### DATA TO USE ###

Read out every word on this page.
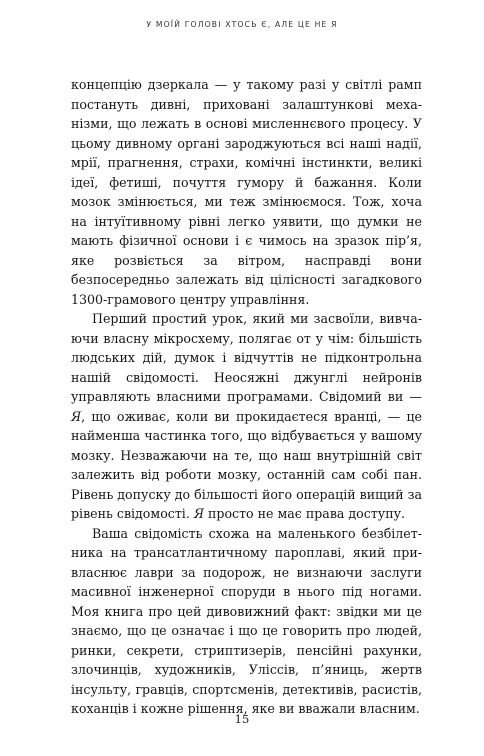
У МОЇЙ ГОЛОВІ ХТОСЬ Є, АЛЕ ЦЕ НЕ Я

концепцію дзеркала — у такому разі у світлі рамп постануть дивні, приховані залаштункові механізми, що лежать в основі мисленнєвого процесу. У цьому дивному органі зароджуються всі наші надії, мрії, прагнення, страхи, комічні інстинкти, великі ідеї, фетиші, почуття гумору й бажання. Коли мозок змінюється, ми теж змінюємося. Тож, хоча на інтуїтивному рівні легко уявити, що думки не мають фізичної основи і є чимось на зразок пір’я, яке розвіється за вітром, насправді вони безпосередньо залежать від цілісності загадкового 1300-грамового центру управління.

Перший простий урок, який ми засвоїли, вивчаючи власну мікросхему, полягає от у чім: більшість людських дій, думок і відчуттів не підконтрольна нашій свідомості. Неосяжні джунглі нейронів управляють власними програмами. Свідомий ви — Я, що оживає, коли ви прокидаєтеся вранці, — це найменша частинка того, що відбувається у вашому мозку. Незважаючи на те, що наш внутрішній світ залежить від роботи мозку, останній сам собі пан. Рівень допуску до більшості його операцій вищий за рівень свідомості. Я просто не має права доступу.

Ваша свідомість схожа на маленького безбілетника на трансатлантичному пароплаві, який привласнює лаври за подорож, не визнаючи заслуги масивної інженерної споруди в нього під ногами. Моя книга про цей дивовижний факт: звідки ми це знаємо, що це означає і що це говорить про людей, ринки, секрети, стриптизерів, пенсійні рахунки, злочинців, художників, Уліссів, п’яниць, жертв інсульту, гравців, спортсменів, детективів, расистів, коханців і кожне рішення, яке ви вважали власним.

15
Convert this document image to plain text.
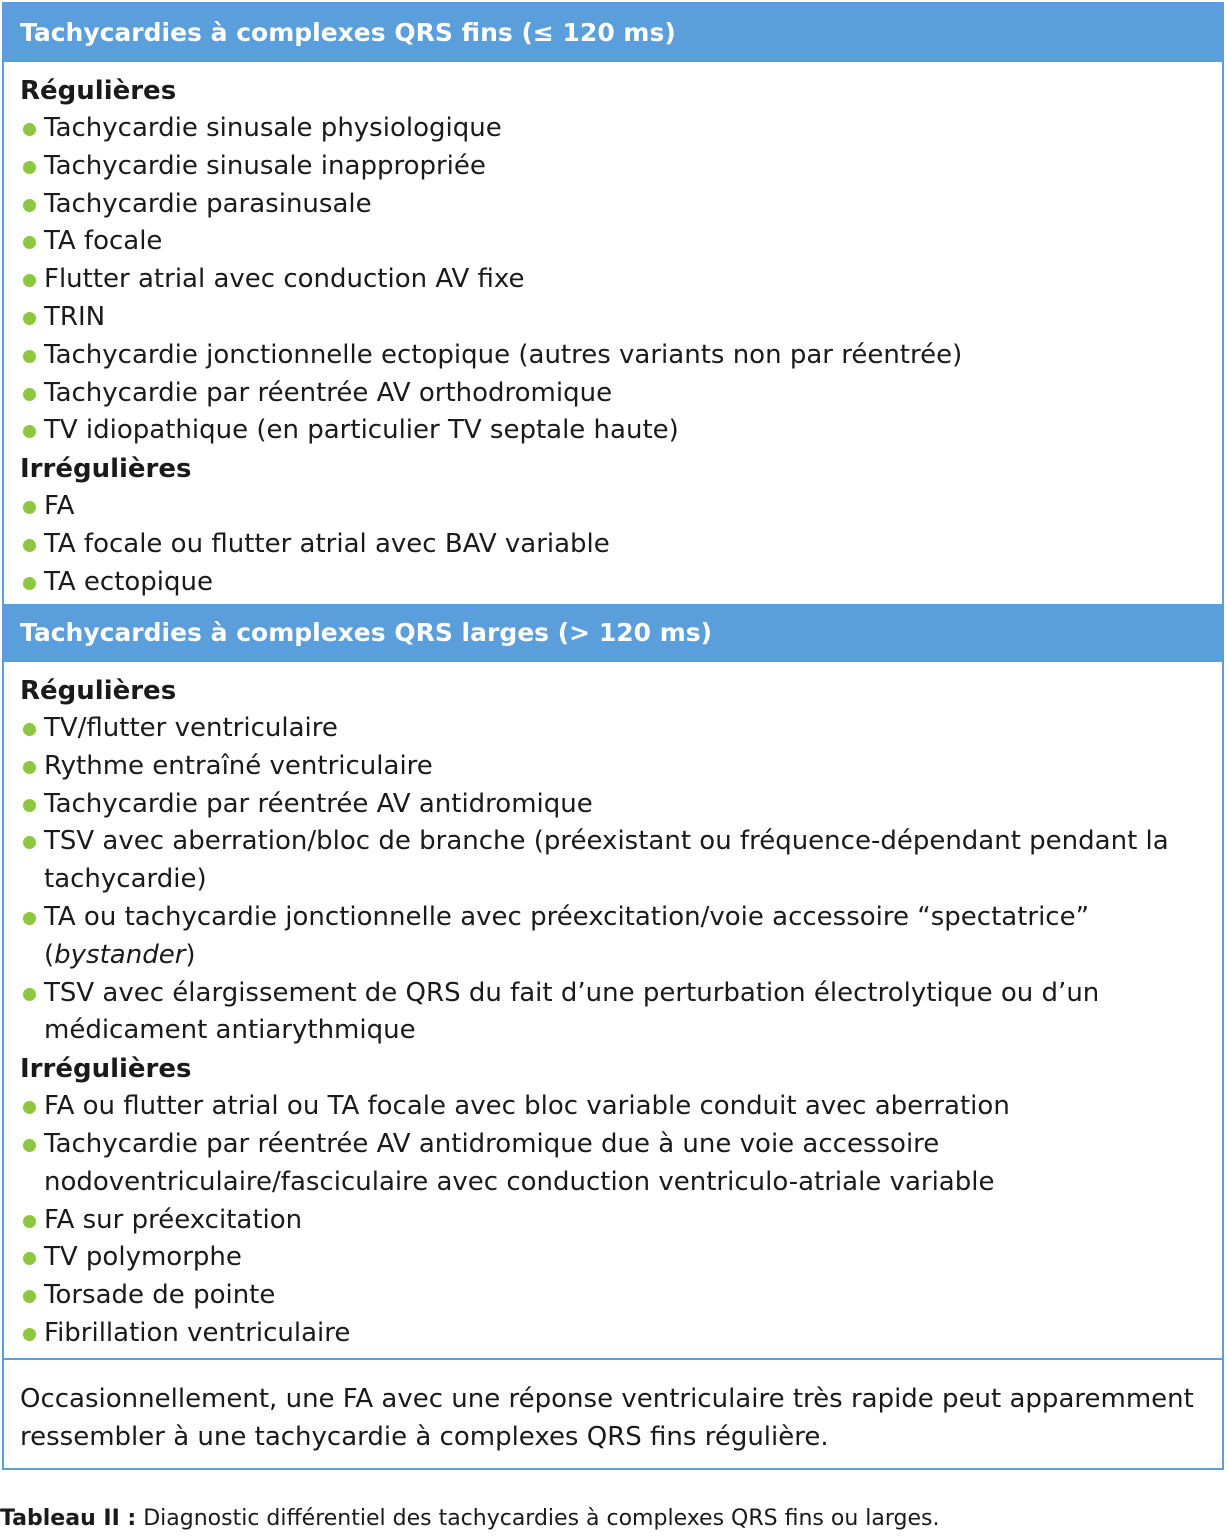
Tachycardies à complexes QRS fins (≤ 120 ms)
Régulières
Tachycardie sinusale physiologique
Tachycardie sinusale inappropriée
Tachycardie parasinusale
TA focale
Flutter atrial avec conduction AV fixe
TRIN
Tachycardie jonctionnelle ectopique (autres variants non par réentrée)
Tachycardie par réentrée AV orthodromique
TV idiopathique (en particulier TV septale haute)
Irrégulières
FA
TA focale ou flutter atrial avec BAV variable
TA ectopique
Tachycardies à complexes QRS larges (> 120 ms)
Régulières
TV/flutter ventriculaire
Rythme entraîné ventriculaire
Tachycardie par réentrée AV antidromique
TSV avec aberration/bloc de branche (préexistant ou fréquence-dépendant pendant la tachycardie)
TA ou tachycardie jonctionnelle avec préexcitation/voie accessoire “spectatrice” (bystander)
TSV avec élargissement de QRS du fait d’une perturbation électrolytique ou d’un médicament antiarythmique
Irrégulières
FA ou flutter atrial ou TA focale avec bloc variable conduit avec aberration
Tachycardie par réentrée AV antidromique due à une voie accessoire nodoventriculaire/fasciculaire avec conduction ventriculo-atriale variable
FA sur préexcitation
TV polymorphe
Torsade de pointe
Fibrillation ventriculaire
Occasionnellement, une FA avec une réponse ventriculaire très rapide peut apparemment ressembler à une tachycardie à complexes QRS fins régulière.
Tableau II : Diagnostic différentiel des tachycardies à complexes QRS fins ou larges.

###

# DIRECTIVE:
Print the complete listing exactly as it stands, without its pictures.

# EXERCISE OUTPUT:
Read out every word on this page.
У МОЇЙ ГОЛОВІ ХТОСЬ Є, АЛЕ ЦЕ НЕ Я

концепцію дзеркала — у такому разі у світлі рамп постануть дивні, приховані залаштункові механізми, що лежать в основі мисленнєвого процесу. У цьому дивному органі зароджуються всі наші надії, мрії, прагнення, страхи, комічні інстинкти, великі ідеї, фетиші, почуття гумору й бажання. Коли мозок змінюється, ми теж змінюємося. Тож, хоча на інтуїтивному рівні легко уявити, що думки не мають фізичної основи і є чимось на зразок пір’я, яке розвіється за вітром, насправді вони безпосередньо залежать від цілісності загадкового 1300-грамового центру управління.

Перший простий урок, який ми засвоїли, вивчаючи власну мікросхему, полягає от у чім: більшість людських дій, думок і відчуттів не підконтрольна нашій свідомості. Неосяжні джунглі нейронів управляють власними програмами. Свідомий ви — Я, що оживає, коли ви прокидаєтеся вранці, — це найменша частинка того, що відбувається у вашому мозку. Незважаючи на те, що наш внутрішній світ залежить від роботи мозку, останній сам собі пан. Рівень допуску до більшості його операцій вищий за рівень свідомості. Я просто не має права доступу.

Ваша свідомість схожа на маленького безбілетника на трансатлантичному пароплаві, який привласнює лаври за подорож, не визнаючи заслуги масивної інженерної споруди в нього під ногами. Моя книга про цей дивовижний факт: звідки ми це знаємо, що це означає і що це говорить про людей, ринки, секрети, стриптизерів, пенсійні рахунки, злочинців, художників, Уліссів, п’яниць, жертв інсульту, гравців, спортсменів, детективів, расистів, коханців і кожне рішення, яке ви вважали власним.

15
Convert this document image to plain text.
Tachycardies à complexes QRS fins (≤ 120 ms)
Régulières
Tachycardie sinusale physiologique
Tachycardie sinusale inappropriée
Tachycardie parasinusale
TA focale
Flutter atrial avec conduction AV fixe
TRIN
Tachycardie jonctionnelle ectopique (autres variants non par réentrée)
Tachycardie par réentrée AV orthodromique
TV idiopathique (en particulier TV septale haute)
Irrégulières
FA
TA focale ou flutter atrial avec BAV variable
TA ectopique
Tachycardies à complexes QRS larges (> 120 ms)
Régulières
TV/flutter ventriculaire
Rythme entraîné ventriculaire
Tachycardie par réentrée AV antidromique
TSV avec aberration/bloc de branche (préexistant ou fréquence-dépendant pendant la tachycardie)
TA ou tachycardie jonctionnelle avec préexcitation/voie accessoire “spectatrice” (bystander)
TSV avec élargissement de QRS du fait d’une perturbation électrolytique ou d’un médicament antiarythmique
Irrégulières
FA ou flutter atrial ou TA focale avec bloc variable conduit avec aberration
Tachycardie par réentrée AV antidromique due à une voie accessoire nodoventriculaire/fasciculaire avec conduction ventriculo-atriale variable
FA sur préexcitation
TV polymorphe
Torsade de pointe
Fibrillation ventriculaire
Occasionnellement, une FA avec une réponse ventriculaire très rapide peut apparemment ressembler à une tachycardie à complexes QRS fins régulière.
Tableau II : Diagnostic différentiel des tachycardies à complexes QRS fins ou larges.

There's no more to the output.